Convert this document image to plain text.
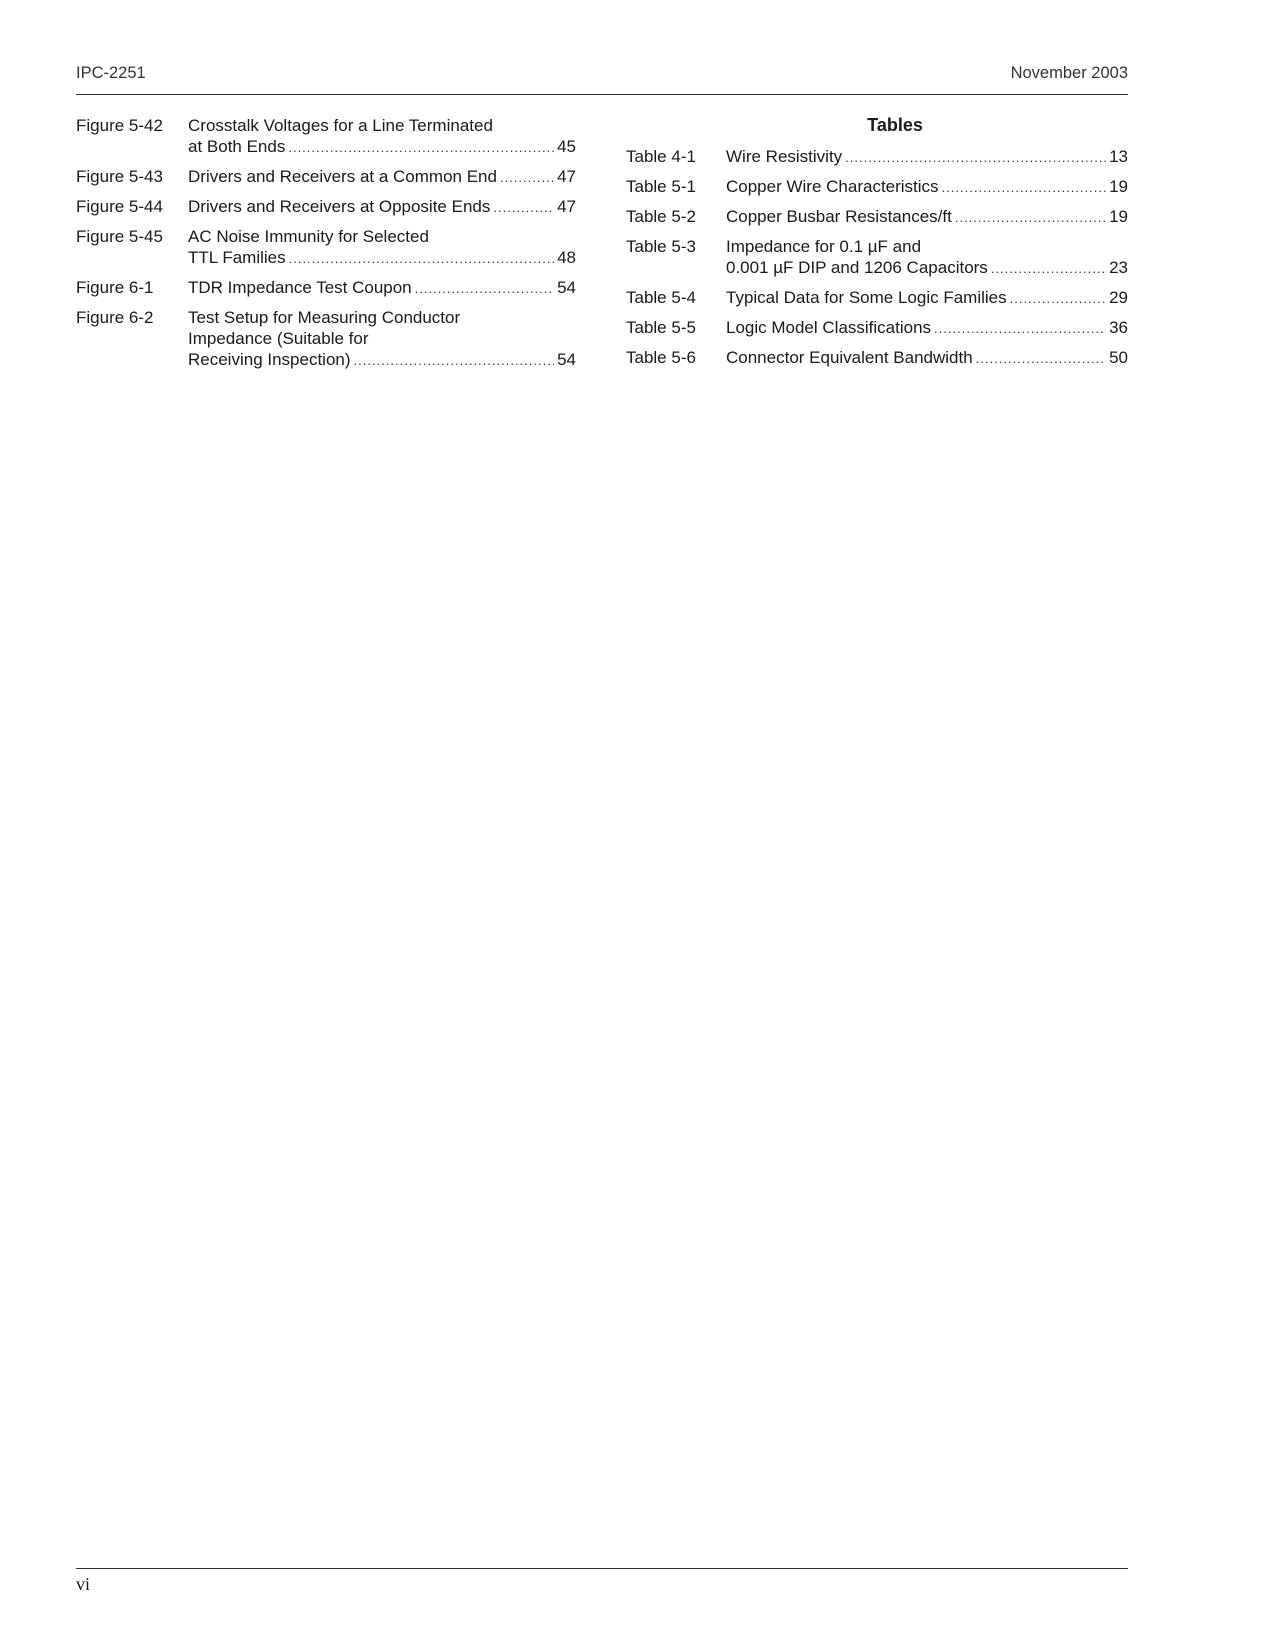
IPC-2251	November 2003
Figure 5-42 Crosstalk Voltages for a Line Terminated
at Both Ends .....	45
Figure 5-43 Drivers and Receivers at a Common End .....	47
Figure 5-44 Drivers and Receivers at Opposite Ends .....	47
Figure 5-45 AC Noise Immunity for Selected
TTL Families .....	48
Figure 6-1 TDR Impedance Test Coupon .....	54
Figure 6-2 Test Setup for Measuring Conductor
Impedance (Suitable for
Receiving Inspection) .....	54
Tables
Table 4-1 Wire Resistivity .....	13
Table 5-1 Copper Wire Characteristics .....	19
Table 5-2 Copper Busbar Resistances/ft .....	19
Table 5-3 Impedance for 0.1 µF and
0.001 µF DIP and 1206 Capacitors .....	23
Table 5-4 Typical Data for Some Logic Families .....	29
Table 5-5 Logic Model Classifications .....	36
Table 5-6 Connector Equivalent Bandwidth .....	50
vi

Stated exercise: Omit each picture, then return all of the listing exactly as it stands.

Solution to this exercise:
Convert this document image to plain text.
IPC-2251	November 2003
Figure 5-42 Crosstalk Voltages for a Line Terminated
at Both Ends .....	45
Figure 5-43 Drivers and Receivers at a Common End .....	47
Figure 5-44 Drivers and Receivers at Opposite Ends .....	47
Figure 5-45 AC Noise Immunity for Selected
TTL Families .....	48
Figure 6-1 TDR Impedance Test Coupon .....	54
Figure 6-2 Test Setup for Measuring Conductor
Impedance (Suitable for
Receiving Inspection) .....	54
Tables
Table 4-1 Wire Resistivity .....	13
Table 5-1 Copper Wire Characteristics .....	19
Table 5-2 Copper Busbar Resistances/ft .....	19
Table 5-3 Impedance for 0.1 µF and
0.001 µF DIP and 1206 Capacitors .....	23
Table 5-4 Typical Data for Some Logic Families .....	29
Table 5-5 Logic Model Classifications .....	36
Table 5-6 Connector Equivalent Bandwidth .....	50
vi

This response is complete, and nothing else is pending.